Omit every picture and output the rest of the records exactly as they are.
--- Exercise input ---
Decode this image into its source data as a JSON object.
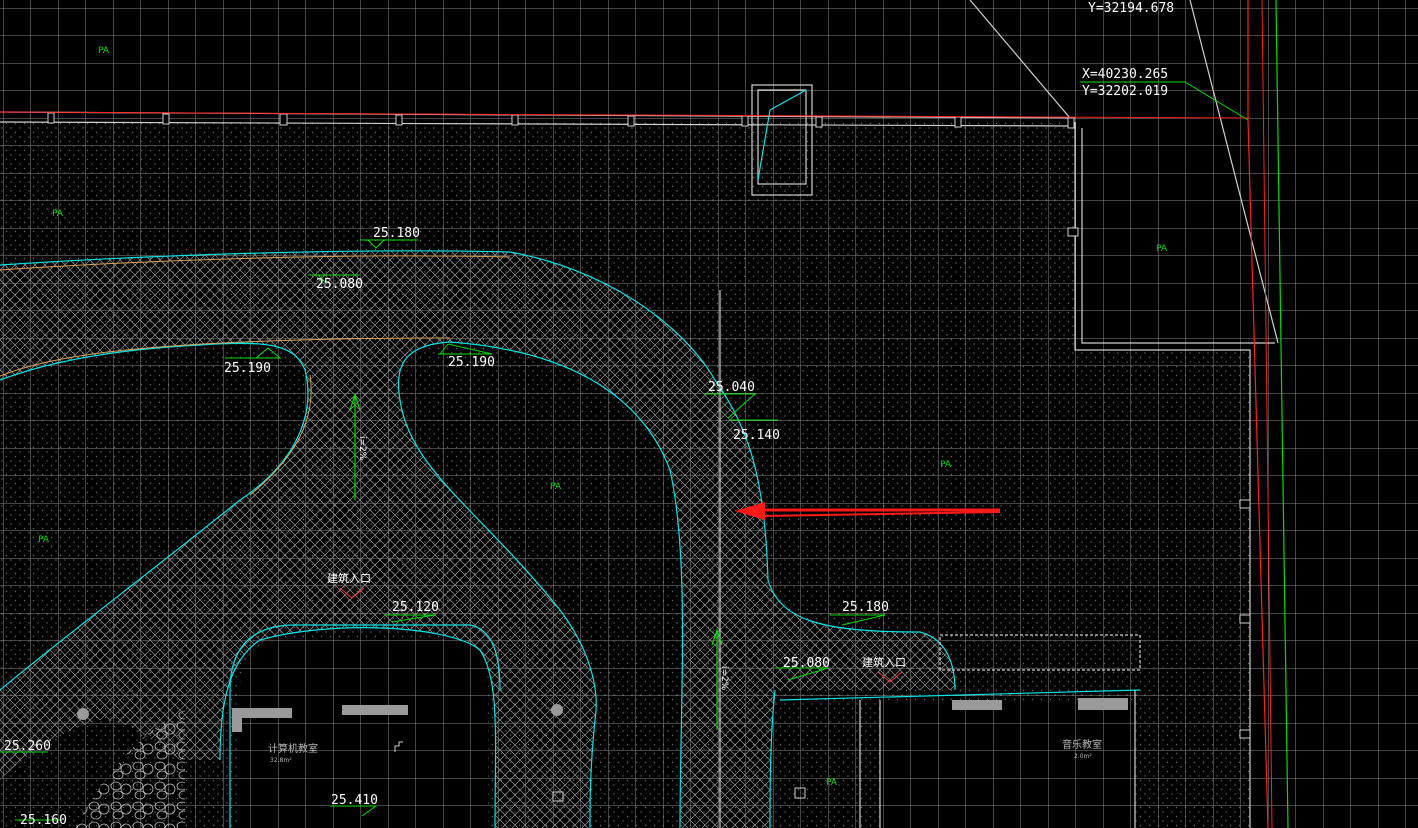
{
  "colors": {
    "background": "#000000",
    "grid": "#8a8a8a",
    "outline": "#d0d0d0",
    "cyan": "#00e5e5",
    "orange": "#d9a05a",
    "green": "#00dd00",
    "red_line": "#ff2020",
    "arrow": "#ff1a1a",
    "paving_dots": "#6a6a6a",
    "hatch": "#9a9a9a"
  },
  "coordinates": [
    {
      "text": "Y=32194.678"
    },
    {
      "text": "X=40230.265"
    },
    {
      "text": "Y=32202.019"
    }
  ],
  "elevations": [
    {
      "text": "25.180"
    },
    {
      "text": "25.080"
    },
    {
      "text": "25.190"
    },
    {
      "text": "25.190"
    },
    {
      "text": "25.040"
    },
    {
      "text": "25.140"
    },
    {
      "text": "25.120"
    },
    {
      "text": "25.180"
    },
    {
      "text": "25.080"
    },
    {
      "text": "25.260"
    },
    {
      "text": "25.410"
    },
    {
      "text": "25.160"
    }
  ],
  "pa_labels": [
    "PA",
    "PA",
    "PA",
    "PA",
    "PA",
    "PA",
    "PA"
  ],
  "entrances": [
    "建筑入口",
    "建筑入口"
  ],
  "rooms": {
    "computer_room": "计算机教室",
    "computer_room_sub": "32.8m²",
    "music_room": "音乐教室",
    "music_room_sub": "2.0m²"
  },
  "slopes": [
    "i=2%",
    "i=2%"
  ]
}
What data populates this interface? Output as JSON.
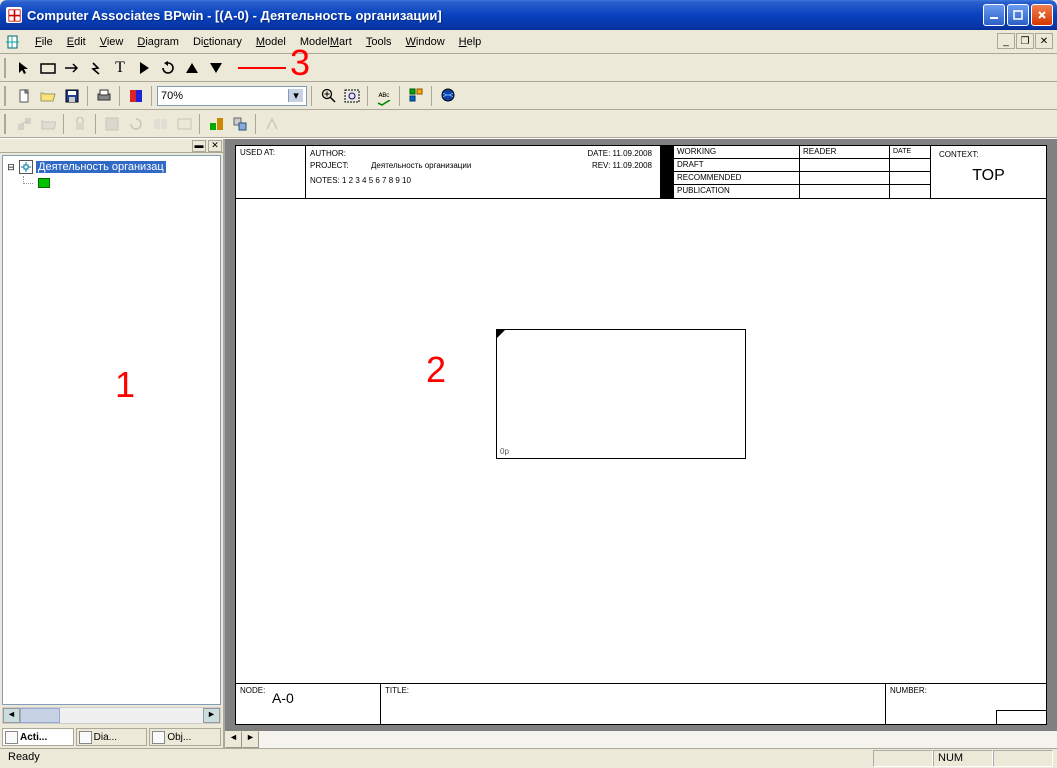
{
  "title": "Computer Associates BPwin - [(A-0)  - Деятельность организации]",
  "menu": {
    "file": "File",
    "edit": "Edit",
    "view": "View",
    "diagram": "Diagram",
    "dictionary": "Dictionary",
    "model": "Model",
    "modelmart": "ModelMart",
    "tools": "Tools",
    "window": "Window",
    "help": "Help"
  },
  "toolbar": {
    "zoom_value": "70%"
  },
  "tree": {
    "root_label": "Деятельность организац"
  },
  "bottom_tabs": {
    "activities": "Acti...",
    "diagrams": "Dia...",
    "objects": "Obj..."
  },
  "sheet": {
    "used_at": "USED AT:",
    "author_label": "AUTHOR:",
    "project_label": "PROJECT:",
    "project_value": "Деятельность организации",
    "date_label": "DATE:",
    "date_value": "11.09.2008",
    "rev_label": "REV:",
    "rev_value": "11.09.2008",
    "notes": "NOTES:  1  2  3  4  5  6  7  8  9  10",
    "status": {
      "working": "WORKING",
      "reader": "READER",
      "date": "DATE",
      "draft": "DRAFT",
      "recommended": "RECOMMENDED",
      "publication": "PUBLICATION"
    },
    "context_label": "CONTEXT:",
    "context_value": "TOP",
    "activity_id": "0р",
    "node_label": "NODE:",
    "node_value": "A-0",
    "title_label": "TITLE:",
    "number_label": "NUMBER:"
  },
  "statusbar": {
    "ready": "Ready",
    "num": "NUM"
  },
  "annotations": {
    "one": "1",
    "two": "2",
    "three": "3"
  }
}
---
Task output:
Decode this image into its source data as a JSON object.
{
  "colors": {
    "background": "#000000",
    "grid": "#8a8a8a",
    "outline": "#d0d0d0",
    "cyan": "#00e5e5",
    "orange": "#d9a05a",
    "green": "#00dd00",
    "red_line": "#ff2020",
    "arrow": "#ff1a1a",
    "paving_dots": "#6a6a6a",
    "hatch": "#9a9a9a"
  },
  "coordinates": [
    {
      "text": "Y=32194.678"
    },
    {
      "text": "X=40230.265"
    },
    {
      "text": "Y=32202.019"
    }
  ],
  "elevations": [
    {
      "text": "25.180"
    },
    {
      "text": "25.080"
    },
    {
      "text": "25.190"
    },
    {
      "text": "25.190"
    },
    {
      "text": "25.040"
    },
    {
      "text": "25.140"
    },
    {
      "text": "25.120"
    },
    {
      "text": "25.180"
    },
    {
      "text": "25.080"
    },
    {
      "text": "25.260"
    },
    {
      "text": "25.410"
    },
    {
      "text": "25.160"
    }
  ],
  "pa_labels": [
    "PA",
    "PA",
    "PA",
    "PA",
    "PA",
    "PA",
    "PA"
  ],
  "entrances": [
    "建筑入口",
    "建筑入口"
  ],
  "rooms": {
    "computer_room": "计算机教室",
    "computer_room_sub": "32.8m²",
    "music_room": "音乐教室",
    "music_room_sub": "2.0m²"
  },
  "slopes": [
    "i=2%",
    "i=2%"
  ]
}
What data populates this interface? Output as JSON.
{
  "title": "Computer Associates BPwin - [(A-0)  - Деятельность организации]",
  "menu": {
    "file": "File",
    "edit": "Edit",
    "view": "View",
    "diagram": "Diagram",
    "dictionary": "Dictionary",
    "model": "Model",
    "modelmart": "ModelMart",
    "tools": "Tools",
    "window": "Window",
    "help": "Help"
  },
  "toolbar": {
    "zoom_value": "70%"
  },
  "tree": {
    "root_label": "Деятельность организац"
  },
  "bottom_tabs": {
    "activities": "Acti...",
    "diagrams": "Dia...",
    "objects": "Obj..."
  },
  "sheet": {
    "used_at": "USED AT:",
    "author_label": "AUTHOR:",
    "project_label": "PROJECT:",
    "project_value": "Деятельность организации",
    "date_label": "DATE:",
    "date_value": "11.09.2008",
    "rev_label": "REV:",
    "rev_value": "11.09.2008",
    "notes": "NOTES:  1  2  3  4  5  6  7  8  9  10",
    "status": {
      "working": "WORKING",
      "reader": "READER",
      "date": "DATE",
      "draft": "DRAFT",
      "recommended": "RECOMMENDED",
      "publication": "PUBLICATION"
    },
    "context_label": "CONTEXT:",
    "context_value": "TOP",
    "activity_id": "0р",
    "node_label": "NODE:",
    "node_value": "A-0",
    "title_label": "TITLE:",
    "number_label": "NUMBER:"
  },
  "statusbar": {
    "ready": "Ready",
    "num": "NUM"
  },
  "annotations": {
    "one": "1",
    "two": "2",
    "three": "3"
  }
}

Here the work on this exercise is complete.